▸ Exercise
Check each line of the material below for "Elements", then copy the ones that contain it.

-------

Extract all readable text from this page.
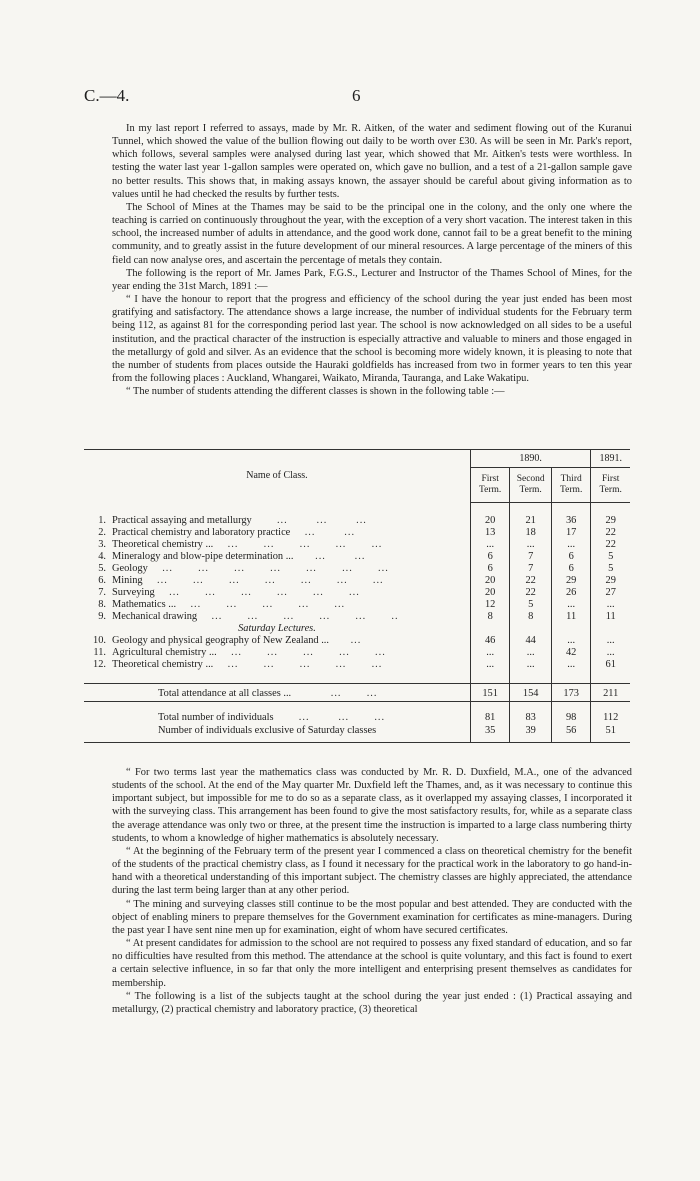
C.—4.	6

In my last report I referred to assays, made by Mr. R. Aitken, of the water and sediment flowing out of the Kuranui Tunnel, which showed the value of the bullion flowing out daily to be worth over £30. As will be seen in Mr. Park's report, which follows, several samples were analysed during last year, which showed that Mr. Aitken's tests were worthless. In testing the water last year 1-gallon samples were operated on, which gave no bullion, and a test of a 21-gallon sample gave no better results. This shows that, in making assays known, the assayer should be careful about giving information as to values until he had checked the results by further tests.

The School of Mines at the Thames may be said to be the principal one in the colony, and the only one where the teaching is carried on continuously throughout the year, with the exception of a very short vacation. The interest taken in this school, the increased number of adults in attendance, and the good work done, cannot fail to be a great benefit to the mining community, and to greatly assist in the future development of our mineral resources. A large percentage of the miners of this field can now analyse ores, and ascertain the percentage of metals they contain.

The following is the report of Mr. James Park, F.G.S., Lecturer and Instructor of the Thames School of Mines, for the year ending the 31st March, 1891 :—

“ I have the honour to report that the progress and efficiency of the school during the year just ended has been most gratifying and satisfactory. The attendance shows a large increase, the number of individual students for the February term being 112, as against 81 for the corresponding period last year. The school is now acknowledged on all sides to be a useful institution, and the practical character of the instruction is especially attractive and valuable to miners and those engaged in the metallurgy of gold and silver. As an evidence that the school is becoming more widely known, it is pleasing to note that the number of students from places outside the Hauraki goldfields has increased from two in former years to ten this year from the following places : Auckland, Whangarei, Waikato, Miranda, Tauranga, and Lake Wakatipu.

“ The number of students attending the different classes is shown in the following table :—

Name of Class.	1890.			1891.
	First Term.	Second Term.	Third Term.	First Term.

1. Practical assaying and metallurgy ...        ...        ...	20	21	36	29

2. Practical chemistry and laboratory practice ...        ...	13	18	17	22

3. Theoretical chemistry ... ...       ...       ...       ...       ...	...	...	...	22

4. Mineralogy and blow-pipe determination ... ...        ...	6	7	6	5

5. Geology ...       ...       ...       ...       ...       ...       ...	6	7	6	5

6. Mining ...       ...       ...       ...       ...       ...       ...	20	22	29	29

7. Surveying ...       ...       ...       ...       ...       ...	20	22	26	27

8. Mathematics ... ...       ...       ...       ...       ...	12	5	...	...

9. Mechanical drawing ...       ...       ...       ...       ...       ..	8	8	11	11
Saturday Lectures.				

10. Geology and physical geography of New Zealand ... ...	46	44	...	...

11. Agricultural chemistry ... ...       ...       ...       ...       ...	...	...	42	...

12. Theoretical chemistry ... ...       ...       ...       ...       ...	...	...	...	61

Total attendance at all classes ... ...       ...	151	154	173	211

Total number of individuals ...        ...       ...	81	83	98	112
Number of individuals exclusive of Saturday classes	35	39	56	51

“ For two terms last year the mathematics class was conducted by Mr. R. D. Duxfield, M.A., one of the advanced students of the school. At the end of the May quarter Mr. Duxfield left the Thames, and, as it was necessary to continue this important subject, but impossible for me to do so as a separate class, as it overlapped my assaying classes, I incorporated it with the surveying class. This arrangement has been found to give the most satisfactory results, for, while as a separate class the average attendance was only two or three, at the present time the instruction is imparted to a large class numbering thirty students, to whom a knowledge of higher mathematics is absolutely necessary.

“ At the beginning of the February term of the present year I commenced a class on theoretical chemistry for the benefit of the students of the practical chemistry class, as I found it necessary for the practical work in the laboratory to go hand-in-hand with a theoretical understanding of this important subject. The chemistry classes are highly appreciated, the attendance during the last term being larger than at any other period.

“ The mining and surveying classes still continue to be the most popular and best attended. They are conducted with the object of enabling miners to prepare themselves for the Government examination for certificates as mine-managers. During the past year I have sent nine men up for examination, eight of whom have secured certificates.

“ At present candidates for admission to the school are not required to possess any fixed standard of education, and so far no difficulties have resulted from this method. The attendance at the school is quite voluntary, and this fact is found to exert a certain selective influence, in so far that only the more intelligent and enterprising present themselves as candidates for membership.

“ The following is a list of the subjects taught at the school during the year just ended : (1) Practical assaying and metallurgy, (2) practical chemistry and laboratory practice, (3) theoretical
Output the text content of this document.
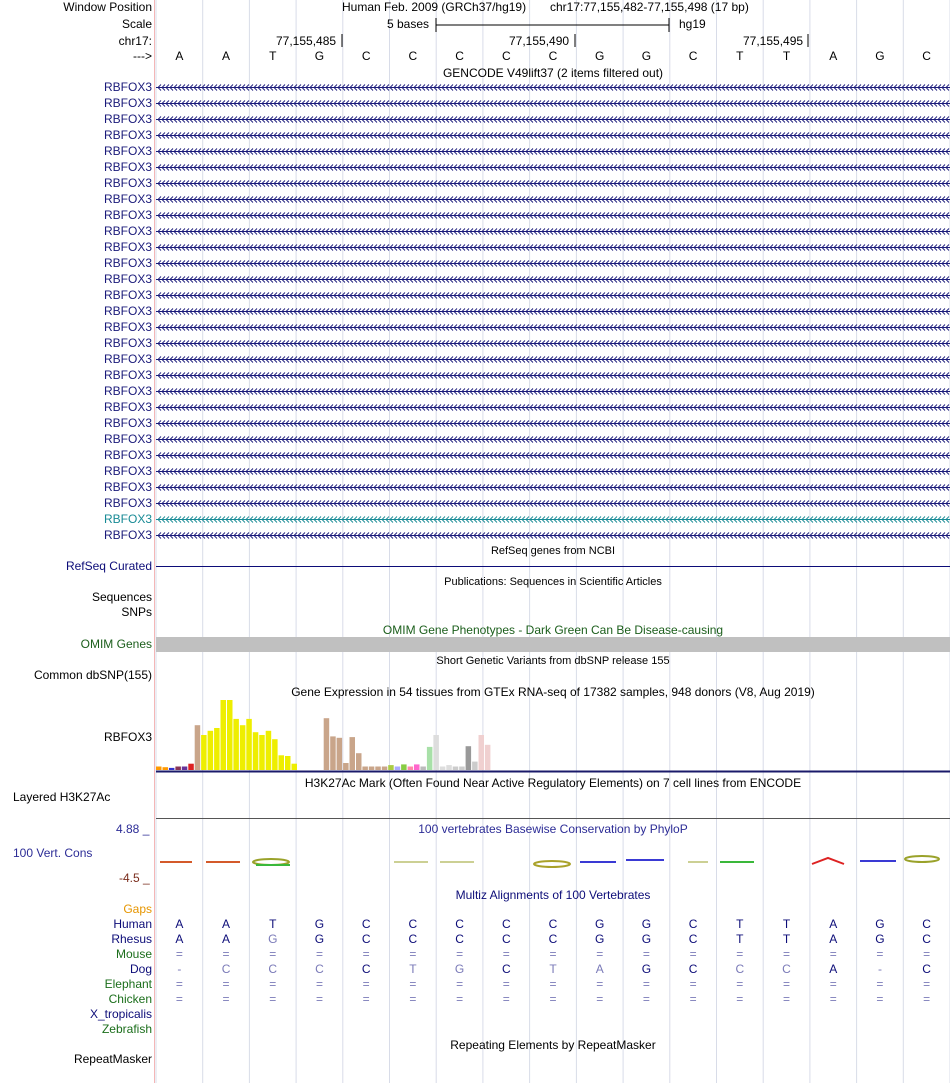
Window Position	Human Feb. 2009 (GRCh37/hg19) chr17:77,155,482-77,155,498 (17 bp)
Scale	5 bases	hg19
chr17:	77,155,485	77,155,490	77,155,495
--->	A	A	T	G	C	C	C	C	C	G	G	C	T	T	A	G	C
GENCODE V49lift37 (2 items filtered out)
RBFOX3
RBFOX3
RBFOX3
RBFOX3
RBFOX3
RBFOX3
RBFOX3
RBFOX3
RBFOX3
RBFOX3
RBFOX3
RBFOX3
RBFOX3
RBFOX3
RBFOX3
RBFOX3
RBFOX3
RBFOX3
RBFOX3
RBFOX3
RBFOX3
RBFOX3
RBFOX3
RBFOX3
RBFOX3
RBFOX3
RBFOX3
RBFOX3
RBFOX3
RefSeq genes from NCBI
RefSeq Curated
Publications: Sequences in Scientific Articles
Sequences
SNPs
OMIM Gene Phenotypes - Dark Green Can Be Disease-causing
OMIM Genes
Short Genetic Variants from dbSNP release 155
Common dbSNP(155)
Gene Expression in 54 tissues from GTEx RNA-seq of 17382 samples, 948 donors (V8, Aug 2019)
RBFOX3
H3K27Ac Mark (Often Found Near Active Regulatory Elements) on 7 cell lines from ENCODE
Layered H3K27Ac
100 vertebrates Basewise Conservation by PhyloP
4.88 _
100 Vert. Cons
-4.5 _
Multiz Alignments of 100 Vertebrates
Gaps
Human	A	A	T	G	C	C	C	C	C	G	G	C	T	T	A	G	C
Rhesus	A	A	G	G	C	C	C	C	C	G	G	C	T	T	A	G	C
Mouse	=	=	=	=	=	=	=	=	=	=	=	=	=	=	=	=	=
Dog	-	C	C	C	C	T	G	C	T	A	G	C	C	C	A	-	C
Elephant	=	=	=	=	=	=	=	=	=	=	=	=	=	=	=	=	=
Chicken	=	=	=	=	=	=	=	=	=	=	=	=	=	=	=	=	=
X_tropicalis
Zebrafish
Repeating Elements by RepeatMasker
RepeatMasker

-------

▸ Your solution
H3K27Ac Mark (Often Found Near Active Regulatory Elements) on 7 cell lines from ENCODE
Repeating Elements by RepeatMasker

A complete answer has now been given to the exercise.